DATA SUPPLIED

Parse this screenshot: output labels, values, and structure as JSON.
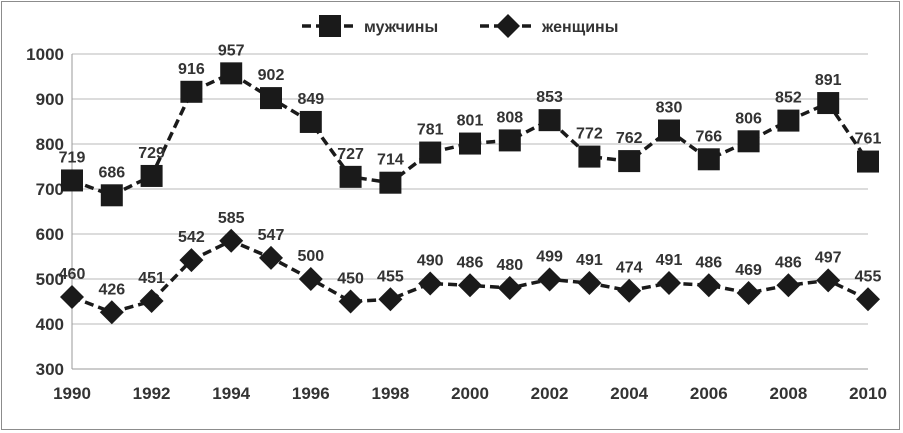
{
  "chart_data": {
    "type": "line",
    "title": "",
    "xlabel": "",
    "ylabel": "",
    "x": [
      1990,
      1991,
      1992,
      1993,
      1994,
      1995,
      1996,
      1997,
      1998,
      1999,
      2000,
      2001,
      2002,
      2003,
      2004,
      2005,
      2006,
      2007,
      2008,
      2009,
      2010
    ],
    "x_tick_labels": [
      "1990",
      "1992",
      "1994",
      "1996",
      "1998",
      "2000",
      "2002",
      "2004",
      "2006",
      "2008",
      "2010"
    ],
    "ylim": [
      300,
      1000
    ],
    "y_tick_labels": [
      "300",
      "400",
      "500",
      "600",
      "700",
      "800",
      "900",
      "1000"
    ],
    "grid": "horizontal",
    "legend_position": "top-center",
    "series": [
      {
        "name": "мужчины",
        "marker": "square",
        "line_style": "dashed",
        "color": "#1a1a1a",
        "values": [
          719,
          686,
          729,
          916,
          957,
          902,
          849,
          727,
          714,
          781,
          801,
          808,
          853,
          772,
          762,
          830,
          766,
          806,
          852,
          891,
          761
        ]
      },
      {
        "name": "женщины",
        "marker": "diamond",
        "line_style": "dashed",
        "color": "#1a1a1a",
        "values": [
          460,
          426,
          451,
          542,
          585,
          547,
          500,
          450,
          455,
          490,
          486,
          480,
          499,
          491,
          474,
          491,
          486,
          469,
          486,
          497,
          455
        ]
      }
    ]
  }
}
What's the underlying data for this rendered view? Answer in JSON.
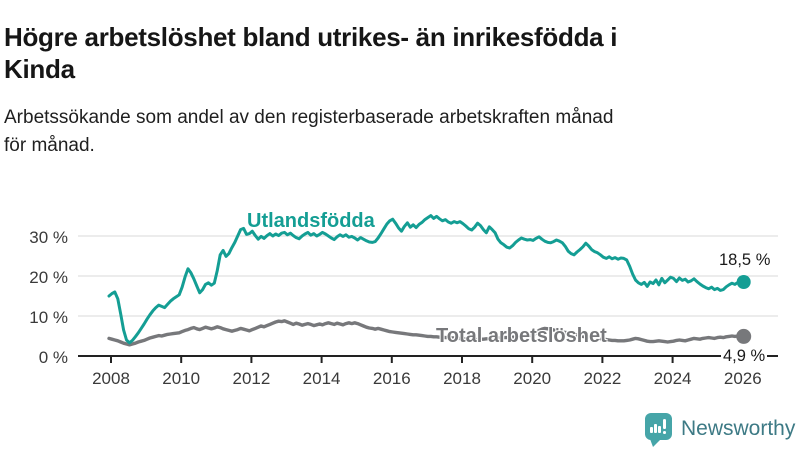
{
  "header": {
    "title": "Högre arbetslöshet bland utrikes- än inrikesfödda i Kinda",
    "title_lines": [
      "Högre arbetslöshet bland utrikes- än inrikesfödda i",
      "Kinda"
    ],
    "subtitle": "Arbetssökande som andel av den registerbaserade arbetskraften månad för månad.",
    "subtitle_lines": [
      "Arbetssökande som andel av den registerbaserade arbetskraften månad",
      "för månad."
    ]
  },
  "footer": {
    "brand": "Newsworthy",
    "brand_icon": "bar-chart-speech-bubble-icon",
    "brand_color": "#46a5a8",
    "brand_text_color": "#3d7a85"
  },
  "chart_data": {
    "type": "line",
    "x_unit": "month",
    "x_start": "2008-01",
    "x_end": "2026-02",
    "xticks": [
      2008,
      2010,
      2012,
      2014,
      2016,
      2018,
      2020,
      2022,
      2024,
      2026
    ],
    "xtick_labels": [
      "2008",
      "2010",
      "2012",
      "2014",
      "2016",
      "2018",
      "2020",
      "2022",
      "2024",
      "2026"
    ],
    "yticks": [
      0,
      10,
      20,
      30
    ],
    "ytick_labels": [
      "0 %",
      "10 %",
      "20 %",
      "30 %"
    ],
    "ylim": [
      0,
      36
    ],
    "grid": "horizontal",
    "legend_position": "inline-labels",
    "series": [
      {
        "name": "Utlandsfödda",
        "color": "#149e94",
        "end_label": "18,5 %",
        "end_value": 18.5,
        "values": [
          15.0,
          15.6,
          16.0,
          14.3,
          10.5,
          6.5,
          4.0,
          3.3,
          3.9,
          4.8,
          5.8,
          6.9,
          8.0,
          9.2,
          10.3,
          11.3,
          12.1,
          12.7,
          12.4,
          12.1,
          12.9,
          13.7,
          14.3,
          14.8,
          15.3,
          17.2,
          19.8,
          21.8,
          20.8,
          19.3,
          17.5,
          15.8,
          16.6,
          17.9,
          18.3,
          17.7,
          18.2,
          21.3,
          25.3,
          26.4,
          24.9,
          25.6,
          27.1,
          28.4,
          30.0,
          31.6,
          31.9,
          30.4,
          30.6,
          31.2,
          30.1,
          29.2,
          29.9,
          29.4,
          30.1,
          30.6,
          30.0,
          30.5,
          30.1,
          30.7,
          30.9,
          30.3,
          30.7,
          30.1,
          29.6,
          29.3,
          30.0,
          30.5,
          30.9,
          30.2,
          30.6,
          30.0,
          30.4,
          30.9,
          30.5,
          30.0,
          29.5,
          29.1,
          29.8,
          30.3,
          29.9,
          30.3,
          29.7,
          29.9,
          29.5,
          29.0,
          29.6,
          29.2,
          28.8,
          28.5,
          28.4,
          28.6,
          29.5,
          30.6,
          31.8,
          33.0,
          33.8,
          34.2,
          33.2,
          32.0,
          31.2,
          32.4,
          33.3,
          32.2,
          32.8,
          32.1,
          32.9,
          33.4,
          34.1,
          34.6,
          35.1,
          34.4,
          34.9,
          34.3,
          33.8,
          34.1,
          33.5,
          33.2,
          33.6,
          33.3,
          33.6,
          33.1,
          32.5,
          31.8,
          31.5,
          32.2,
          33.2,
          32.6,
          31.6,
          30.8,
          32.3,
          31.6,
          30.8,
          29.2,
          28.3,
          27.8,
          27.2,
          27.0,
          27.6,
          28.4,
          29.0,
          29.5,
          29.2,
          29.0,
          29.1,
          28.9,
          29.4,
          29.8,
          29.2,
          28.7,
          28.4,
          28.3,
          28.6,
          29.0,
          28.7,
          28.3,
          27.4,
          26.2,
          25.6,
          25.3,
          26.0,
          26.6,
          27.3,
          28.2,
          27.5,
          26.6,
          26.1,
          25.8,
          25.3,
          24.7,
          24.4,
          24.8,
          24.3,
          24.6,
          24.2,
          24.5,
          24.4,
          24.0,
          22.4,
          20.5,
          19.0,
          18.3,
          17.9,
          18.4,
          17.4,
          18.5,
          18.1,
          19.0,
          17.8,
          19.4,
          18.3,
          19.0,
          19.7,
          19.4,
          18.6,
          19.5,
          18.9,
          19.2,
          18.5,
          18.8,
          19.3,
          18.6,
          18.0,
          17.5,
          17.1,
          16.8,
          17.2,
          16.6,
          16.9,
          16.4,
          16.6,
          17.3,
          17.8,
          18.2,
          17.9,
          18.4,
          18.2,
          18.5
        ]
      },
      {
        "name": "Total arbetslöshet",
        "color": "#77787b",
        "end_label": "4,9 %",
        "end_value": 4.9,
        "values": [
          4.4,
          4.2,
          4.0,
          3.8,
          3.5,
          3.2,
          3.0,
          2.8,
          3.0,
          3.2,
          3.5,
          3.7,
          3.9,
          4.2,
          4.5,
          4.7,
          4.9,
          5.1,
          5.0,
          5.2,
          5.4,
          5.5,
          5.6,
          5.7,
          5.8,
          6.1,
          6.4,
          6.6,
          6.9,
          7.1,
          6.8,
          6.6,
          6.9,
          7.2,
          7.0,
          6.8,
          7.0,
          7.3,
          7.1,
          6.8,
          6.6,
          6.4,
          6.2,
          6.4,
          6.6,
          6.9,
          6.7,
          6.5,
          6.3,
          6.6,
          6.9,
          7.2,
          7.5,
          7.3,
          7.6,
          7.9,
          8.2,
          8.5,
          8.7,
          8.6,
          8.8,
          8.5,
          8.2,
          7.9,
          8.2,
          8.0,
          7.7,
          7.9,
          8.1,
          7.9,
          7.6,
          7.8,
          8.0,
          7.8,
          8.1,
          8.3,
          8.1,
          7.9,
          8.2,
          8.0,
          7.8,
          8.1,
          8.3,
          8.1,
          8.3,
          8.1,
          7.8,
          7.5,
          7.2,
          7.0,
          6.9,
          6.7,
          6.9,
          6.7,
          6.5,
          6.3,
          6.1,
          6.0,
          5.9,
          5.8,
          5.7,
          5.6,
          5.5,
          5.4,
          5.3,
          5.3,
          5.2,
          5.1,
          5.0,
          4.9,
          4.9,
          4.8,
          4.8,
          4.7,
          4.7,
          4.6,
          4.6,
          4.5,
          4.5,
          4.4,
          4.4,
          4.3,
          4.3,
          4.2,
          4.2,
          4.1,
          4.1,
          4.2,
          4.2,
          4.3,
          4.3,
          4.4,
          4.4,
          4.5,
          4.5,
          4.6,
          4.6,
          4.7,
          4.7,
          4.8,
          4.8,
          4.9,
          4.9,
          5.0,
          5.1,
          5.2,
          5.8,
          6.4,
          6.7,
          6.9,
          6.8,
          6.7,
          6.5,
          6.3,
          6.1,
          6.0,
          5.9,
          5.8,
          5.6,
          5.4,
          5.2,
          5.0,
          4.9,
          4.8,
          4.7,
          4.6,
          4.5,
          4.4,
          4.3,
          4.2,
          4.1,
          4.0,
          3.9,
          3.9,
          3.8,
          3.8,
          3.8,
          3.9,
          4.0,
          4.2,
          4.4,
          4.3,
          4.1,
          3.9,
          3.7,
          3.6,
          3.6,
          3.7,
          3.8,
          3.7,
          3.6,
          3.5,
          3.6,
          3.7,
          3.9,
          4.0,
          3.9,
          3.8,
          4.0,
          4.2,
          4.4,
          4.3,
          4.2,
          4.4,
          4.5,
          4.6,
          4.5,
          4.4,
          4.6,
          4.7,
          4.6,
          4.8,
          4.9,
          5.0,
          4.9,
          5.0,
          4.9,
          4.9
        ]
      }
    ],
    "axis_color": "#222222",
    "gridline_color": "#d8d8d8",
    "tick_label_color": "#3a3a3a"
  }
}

WORK TO COMPLETE
Extract each line from the entries above that contains the string "Högre".

SOLUTION TO THE PROBLEM
    "title": "Högre arbetslöshet bland utrikes- än inrikesfödda i Kinda",
      "Högre arbetslöshet bland utrikes- än inrikesfödda i",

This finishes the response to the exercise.